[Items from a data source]
*-*-*

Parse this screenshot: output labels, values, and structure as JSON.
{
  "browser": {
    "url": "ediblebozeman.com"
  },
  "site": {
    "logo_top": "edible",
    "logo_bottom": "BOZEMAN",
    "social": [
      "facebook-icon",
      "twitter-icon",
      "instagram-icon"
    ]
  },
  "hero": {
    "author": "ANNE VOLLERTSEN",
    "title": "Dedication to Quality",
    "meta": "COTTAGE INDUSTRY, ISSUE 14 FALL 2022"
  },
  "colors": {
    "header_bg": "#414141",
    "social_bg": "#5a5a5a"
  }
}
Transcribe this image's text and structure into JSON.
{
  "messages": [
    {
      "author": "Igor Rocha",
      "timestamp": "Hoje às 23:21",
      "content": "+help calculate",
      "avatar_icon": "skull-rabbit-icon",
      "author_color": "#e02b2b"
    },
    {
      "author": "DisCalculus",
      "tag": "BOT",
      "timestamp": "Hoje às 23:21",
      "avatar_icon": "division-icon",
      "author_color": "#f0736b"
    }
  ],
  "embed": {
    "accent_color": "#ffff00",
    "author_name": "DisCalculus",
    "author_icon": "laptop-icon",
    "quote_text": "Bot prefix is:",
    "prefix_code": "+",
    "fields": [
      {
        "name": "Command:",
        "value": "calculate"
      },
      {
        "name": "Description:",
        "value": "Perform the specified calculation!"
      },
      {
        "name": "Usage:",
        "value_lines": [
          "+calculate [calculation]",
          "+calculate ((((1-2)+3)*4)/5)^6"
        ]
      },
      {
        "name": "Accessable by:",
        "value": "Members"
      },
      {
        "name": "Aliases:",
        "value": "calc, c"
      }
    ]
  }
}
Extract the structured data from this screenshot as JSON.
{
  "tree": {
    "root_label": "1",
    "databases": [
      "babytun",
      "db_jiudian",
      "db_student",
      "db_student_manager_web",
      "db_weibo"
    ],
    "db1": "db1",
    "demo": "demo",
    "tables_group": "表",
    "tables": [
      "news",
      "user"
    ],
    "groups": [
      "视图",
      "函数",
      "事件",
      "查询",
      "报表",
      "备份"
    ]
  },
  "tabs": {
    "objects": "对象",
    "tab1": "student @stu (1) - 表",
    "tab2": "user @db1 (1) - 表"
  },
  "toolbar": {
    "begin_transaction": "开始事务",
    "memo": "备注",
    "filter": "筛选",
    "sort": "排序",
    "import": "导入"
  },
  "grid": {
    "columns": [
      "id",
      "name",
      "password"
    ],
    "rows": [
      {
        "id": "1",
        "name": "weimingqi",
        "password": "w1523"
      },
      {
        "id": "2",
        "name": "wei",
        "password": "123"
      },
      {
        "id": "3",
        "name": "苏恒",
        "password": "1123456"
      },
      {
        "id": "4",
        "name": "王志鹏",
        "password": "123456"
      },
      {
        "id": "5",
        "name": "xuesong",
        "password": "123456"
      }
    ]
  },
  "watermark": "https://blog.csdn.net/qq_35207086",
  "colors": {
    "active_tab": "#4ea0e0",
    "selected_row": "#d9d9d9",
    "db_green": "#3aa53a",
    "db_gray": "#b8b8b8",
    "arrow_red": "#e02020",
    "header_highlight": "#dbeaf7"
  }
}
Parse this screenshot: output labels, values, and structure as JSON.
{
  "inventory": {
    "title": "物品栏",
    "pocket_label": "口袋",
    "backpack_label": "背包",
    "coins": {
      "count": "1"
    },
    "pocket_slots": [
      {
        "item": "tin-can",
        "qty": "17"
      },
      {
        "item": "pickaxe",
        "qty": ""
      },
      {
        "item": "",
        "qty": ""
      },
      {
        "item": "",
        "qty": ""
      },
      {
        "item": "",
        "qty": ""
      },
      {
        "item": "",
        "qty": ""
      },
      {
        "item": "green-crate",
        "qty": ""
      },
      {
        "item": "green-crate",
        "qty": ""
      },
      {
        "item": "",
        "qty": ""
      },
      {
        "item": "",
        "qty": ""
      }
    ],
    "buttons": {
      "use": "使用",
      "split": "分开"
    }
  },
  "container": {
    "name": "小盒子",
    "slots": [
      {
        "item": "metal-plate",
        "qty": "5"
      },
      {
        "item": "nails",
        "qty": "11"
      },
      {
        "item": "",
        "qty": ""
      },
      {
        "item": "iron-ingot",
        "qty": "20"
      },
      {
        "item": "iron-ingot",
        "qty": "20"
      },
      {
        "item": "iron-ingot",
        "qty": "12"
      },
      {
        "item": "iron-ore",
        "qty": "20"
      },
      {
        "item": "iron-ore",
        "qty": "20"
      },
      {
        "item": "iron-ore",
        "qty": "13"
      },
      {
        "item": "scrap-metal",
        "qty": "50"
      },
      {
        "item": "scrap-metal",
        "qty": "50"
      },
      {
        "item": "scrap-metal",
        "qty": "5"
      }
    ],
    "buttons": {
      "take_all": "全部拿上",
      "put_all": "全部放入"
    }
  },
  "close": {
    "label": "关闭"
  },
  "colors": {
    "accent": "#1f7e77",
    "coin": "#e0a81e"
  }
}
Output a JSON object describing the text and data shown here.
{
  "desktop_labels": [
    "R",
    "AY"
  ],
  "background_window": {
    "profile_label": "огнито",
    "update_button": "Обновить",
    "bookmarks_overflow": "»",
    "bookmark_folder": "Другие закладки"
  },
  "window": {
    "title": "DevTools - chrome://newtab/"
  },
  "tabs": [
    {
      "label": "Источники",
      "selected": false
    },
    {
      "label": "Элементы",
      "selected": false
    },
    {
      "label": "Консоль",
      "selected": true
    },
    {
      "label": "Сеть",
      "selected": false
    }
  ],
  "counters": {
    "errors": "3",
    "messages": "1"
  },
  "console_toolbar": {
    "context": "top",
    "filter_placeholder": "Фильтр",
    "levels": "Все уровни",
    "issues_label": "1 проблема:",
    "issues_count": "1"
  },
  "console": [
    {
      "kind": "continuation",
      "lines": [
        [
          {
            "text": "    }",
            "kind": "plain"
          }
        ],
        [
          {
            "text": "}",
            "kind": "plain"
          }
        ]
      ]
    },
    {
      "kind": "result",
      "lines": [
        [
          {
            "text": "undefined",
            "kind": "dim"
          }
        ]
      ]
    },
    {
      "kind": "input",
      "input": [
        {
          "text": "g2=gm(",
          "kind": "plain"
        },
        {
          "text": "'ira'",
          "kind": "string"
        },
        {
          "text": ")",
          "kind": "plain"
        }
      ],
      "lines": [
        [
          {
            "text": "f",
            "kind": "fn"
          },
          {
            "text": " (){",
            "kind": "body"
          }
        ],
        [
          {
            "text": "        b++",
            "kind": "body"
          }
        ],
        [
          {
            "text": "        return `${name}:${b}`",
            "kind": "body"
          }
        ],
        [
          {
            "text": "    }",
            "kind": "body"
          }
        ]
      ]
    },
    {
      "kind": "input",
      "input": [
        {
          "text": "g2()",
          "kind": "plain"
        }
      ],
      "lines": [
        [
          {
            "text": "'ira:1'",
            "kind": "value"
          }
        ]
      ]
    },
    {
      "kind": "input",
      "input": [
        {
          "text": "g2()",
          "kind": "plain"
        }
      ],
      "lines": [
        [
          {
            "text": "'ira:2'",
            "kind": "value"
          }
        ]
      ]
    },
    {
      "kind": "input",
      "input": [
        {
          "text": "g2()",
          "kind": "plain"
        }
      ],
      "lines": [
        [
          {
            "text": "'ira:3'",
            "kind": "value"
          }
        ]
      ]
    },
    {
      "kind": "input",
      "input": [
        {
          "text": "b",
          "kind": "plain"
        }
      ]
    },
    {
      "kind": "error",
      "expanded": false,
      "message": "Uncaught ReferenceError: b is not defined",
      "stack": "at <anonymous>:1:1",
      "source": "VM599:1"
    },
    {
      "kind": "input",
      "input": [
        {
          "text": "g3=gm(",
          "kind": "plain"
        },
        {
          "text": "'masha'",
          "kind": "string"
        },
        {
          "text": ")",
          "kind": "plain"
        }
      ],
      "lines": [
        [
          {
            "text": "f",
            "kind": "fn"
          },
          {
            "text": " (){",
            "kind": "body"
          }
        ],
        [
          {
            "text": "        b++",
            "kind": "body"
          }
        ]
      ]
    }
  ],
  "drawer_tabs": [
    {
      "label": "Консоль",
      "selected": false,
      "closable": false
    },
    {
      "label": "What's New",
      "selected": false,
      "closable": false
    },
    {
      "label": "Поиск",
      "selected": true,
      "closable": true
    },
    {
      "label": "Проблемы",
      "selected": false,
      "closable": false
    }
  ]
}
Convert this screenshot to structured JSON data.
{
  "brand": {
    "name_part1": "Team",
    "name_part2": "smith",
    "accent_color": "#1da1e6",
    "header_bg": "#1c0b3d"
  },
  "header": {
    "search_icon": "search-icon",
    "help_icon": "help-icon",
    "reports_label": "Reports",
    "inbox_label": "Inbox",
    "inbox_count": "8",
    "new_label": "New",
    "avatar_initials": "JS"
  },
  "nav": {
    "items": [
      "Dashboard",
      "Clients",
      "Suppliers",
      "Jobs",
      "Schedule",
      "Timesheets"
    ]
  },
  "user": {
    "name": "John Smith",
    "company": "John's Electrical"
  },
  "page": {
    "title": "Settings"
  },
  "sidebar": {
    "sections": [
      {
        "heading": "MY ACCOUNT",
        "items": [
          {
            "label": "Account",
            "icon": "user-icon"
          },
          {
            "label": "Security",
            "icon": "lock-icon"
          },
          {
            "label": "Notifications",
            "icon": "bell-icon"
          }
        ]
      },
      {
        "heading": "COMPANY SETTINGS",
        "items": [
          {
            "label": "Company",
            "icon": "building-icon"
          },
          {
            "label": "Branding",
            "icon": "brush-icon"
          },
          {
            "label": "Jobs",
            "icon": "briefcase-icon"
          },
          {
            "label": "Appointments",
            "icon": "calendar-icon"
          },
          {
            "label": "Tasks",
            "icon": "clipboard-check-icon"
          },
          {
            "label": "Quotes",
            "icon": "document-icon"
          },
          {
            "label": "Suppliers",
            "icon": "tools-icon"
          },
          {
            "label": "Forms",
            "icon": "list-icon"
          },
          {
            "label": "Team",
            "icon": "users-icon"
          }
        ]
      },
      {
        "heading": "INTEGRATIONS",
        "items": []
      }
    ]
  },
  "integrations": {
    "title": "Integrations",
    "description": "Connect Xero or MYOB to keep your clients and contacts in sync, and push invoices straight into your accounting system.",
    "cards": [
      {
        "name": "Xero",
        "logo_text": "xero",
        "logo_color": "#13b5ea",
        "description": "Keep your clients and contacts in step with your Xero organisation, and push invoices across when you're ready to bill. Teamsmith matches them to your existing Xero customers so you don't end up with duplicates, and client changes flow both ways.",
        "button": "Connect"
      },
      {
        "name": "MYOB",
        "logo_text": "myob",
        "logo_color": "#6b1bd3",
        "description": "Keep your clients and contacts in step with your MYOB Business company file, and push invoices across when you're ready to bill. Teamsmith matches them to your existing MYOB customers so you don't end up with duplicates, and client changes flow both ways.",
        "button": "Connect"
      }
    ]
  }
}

*-*-*

§ Task details
Scan the lines for the string "ways". Pick out every line that has it.

§ Exercise answer
        "description": "Keep your clients and contacts in step with your Xero organisation, and push invoices across when you're ready to bill. Teamsmith matches them to your existing Xero customers so you don't end up with duplicates, and client changes flow both ways.",
        "description": "Keep your clients and contacts in step with your MYOB Business company file, and push invoices across when you're ready to bill. Teamsmith matches them to your existing MYOB customers so you don't end up with duplicates, and client changes flow both ways.",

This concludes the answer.